Of all the lines in the material, how many include the word "cyhone"? Reply with the number alone.

● ● ● ●

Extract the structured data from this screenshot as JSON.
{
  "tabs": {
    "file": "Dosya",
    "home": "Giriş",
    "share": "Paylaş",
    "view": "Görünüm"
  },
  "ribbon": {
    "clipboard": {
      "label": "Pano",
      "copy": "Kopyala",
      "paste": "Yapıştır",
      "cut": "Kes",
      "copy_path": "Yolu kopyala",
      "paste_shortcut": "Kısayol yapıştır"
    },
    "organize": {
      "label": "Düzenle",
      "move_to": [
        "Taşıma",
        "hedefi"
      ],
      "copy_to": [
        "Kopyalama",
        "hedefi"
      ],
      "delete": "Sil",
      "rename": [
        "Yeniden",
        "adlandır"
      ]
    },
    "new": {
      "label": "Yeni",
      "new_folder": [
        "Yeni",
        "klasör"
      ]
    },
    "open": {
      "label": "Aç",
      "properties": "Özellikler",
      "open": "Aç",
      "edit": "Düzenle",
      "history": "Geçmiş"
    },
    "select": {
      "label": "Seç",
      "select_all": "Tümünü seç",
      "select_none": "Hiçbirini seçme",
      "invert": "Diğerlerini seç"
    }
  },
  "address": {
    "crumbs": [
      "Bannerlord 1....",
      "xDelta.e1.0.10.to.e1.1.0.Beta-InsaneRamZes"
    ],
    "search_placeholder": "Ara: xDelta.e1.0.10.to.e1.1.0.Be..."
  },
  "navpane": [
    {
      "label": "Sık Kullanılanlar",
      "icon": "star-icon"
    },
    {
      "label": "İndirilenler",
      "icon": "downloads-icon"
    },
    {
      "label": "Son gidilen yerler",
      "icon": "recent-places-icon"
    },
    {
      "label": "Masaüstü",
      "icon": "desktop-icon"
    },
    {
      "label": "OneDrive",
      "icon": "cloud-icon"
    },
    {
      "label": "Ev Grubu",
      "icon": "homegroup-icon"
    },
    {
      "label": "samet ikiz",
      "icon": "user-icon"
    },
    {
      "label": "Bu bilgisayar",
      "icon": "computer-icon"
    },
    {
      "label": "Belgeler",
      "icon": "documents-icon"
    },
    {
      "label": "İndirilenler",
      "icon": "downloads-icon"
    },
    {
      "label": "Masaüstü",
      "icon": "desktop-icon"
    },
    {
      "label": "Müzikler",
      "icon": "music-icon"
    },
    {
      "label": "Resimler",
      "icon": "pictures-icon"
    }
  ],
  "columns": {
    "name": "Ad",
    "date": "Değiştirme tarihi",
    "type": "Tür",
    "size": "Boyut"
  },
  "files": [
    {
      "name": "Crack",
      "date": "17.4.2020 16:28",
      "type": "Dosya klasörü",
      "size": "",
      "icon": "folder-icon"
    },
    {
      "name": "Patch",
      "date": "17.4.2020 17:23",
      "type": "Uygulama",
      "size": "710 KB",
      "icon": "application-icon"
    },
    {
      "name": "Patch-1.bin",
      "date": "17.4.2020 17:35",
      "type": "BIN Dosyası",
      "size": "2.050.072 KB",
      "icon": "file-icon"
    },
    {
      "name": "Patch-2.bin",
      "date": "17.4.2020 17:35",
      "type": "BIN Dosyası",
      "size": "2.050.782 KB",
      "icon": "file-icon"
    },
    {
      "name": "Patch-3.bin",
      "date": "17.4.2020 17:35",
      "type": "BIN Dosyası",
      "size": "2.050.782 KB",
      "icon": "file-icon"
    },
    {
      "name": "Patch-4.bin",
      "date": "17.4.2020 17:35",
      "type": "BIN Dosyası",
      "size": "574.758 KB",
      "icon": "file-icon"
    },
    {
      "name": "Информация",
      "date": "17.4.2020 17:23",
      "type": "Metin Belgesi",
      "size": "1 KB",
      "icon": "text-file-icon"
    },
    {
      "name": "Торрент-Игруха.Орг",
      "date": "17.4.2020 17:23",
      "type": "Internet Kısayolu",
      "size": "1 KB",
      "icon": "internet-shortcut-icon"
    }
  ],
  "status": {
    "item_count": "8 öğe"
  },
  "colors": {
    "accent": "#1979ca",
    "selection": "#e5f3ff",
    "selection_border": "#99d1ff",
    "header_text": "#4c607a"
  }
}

● ● ● ●

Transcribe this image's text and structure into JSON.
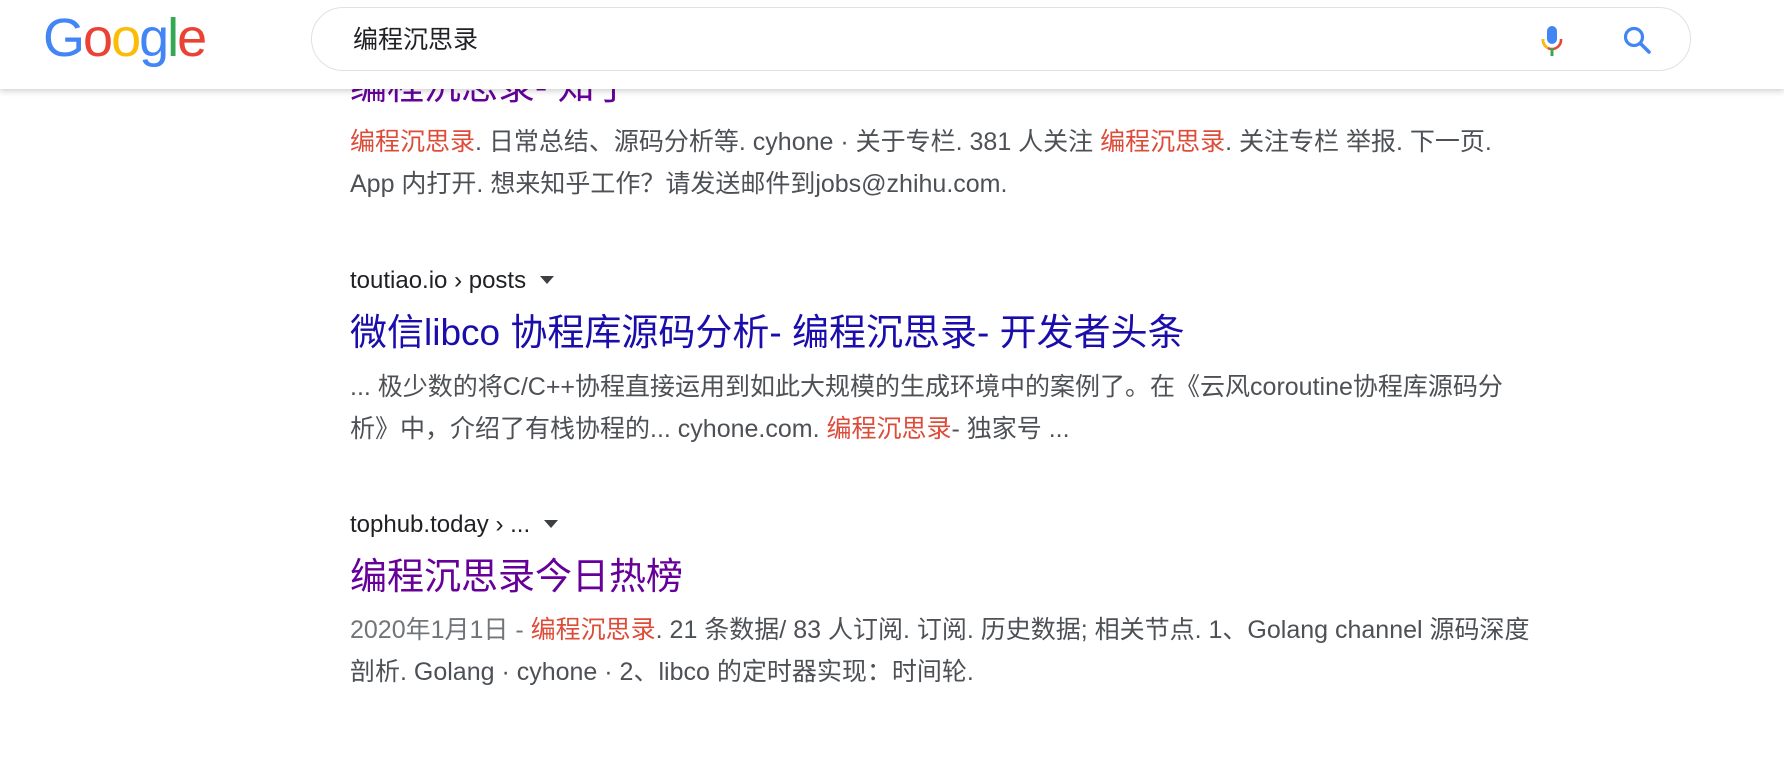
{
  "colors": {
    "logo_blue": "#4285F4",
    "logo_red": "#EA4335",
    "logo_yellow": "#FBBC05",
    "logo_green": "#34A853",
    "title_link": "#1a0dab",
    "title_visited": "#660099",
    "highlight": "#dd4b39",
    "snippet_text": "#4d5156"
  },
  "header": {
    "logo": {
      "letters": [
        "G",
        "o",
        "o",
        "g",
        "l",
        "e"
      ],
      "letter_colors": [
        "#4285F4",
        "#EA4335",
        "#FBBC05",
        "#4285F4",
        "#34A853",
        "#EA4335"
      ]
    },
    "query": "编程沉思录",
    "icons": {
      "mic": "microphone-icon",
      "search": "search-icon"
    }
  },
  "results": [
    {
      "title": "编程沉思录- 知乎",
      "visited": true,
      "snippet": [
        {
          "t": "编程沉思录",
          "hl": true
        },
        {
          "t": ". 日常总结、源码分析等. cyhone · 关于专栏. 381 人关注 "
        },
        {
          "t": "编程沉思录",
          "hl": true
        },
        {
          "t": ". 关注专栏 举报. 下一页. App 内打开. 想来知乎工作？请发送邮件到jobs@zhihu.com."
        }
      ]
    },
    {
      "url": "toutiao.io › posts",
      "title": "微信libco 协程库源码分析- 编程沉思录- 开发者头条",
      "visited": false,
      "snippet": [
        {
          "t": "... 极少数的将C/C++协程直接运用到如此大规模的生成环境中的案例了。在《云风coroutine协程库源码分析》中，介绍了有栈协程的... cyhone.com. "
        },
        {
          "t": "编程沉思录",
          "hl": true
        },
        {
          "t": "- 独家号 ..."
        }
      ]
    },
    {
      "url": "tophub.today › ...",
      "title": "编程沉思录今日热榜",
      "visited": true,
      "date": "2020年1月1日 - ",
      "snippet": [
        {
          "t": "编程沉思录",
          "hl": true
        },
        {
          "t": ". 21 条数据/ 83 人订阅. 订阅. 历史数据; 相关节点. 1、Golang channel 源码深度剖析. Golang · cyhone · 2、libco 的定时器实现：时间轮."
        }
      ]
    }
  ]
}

● ● ● ●

Exercise response: 3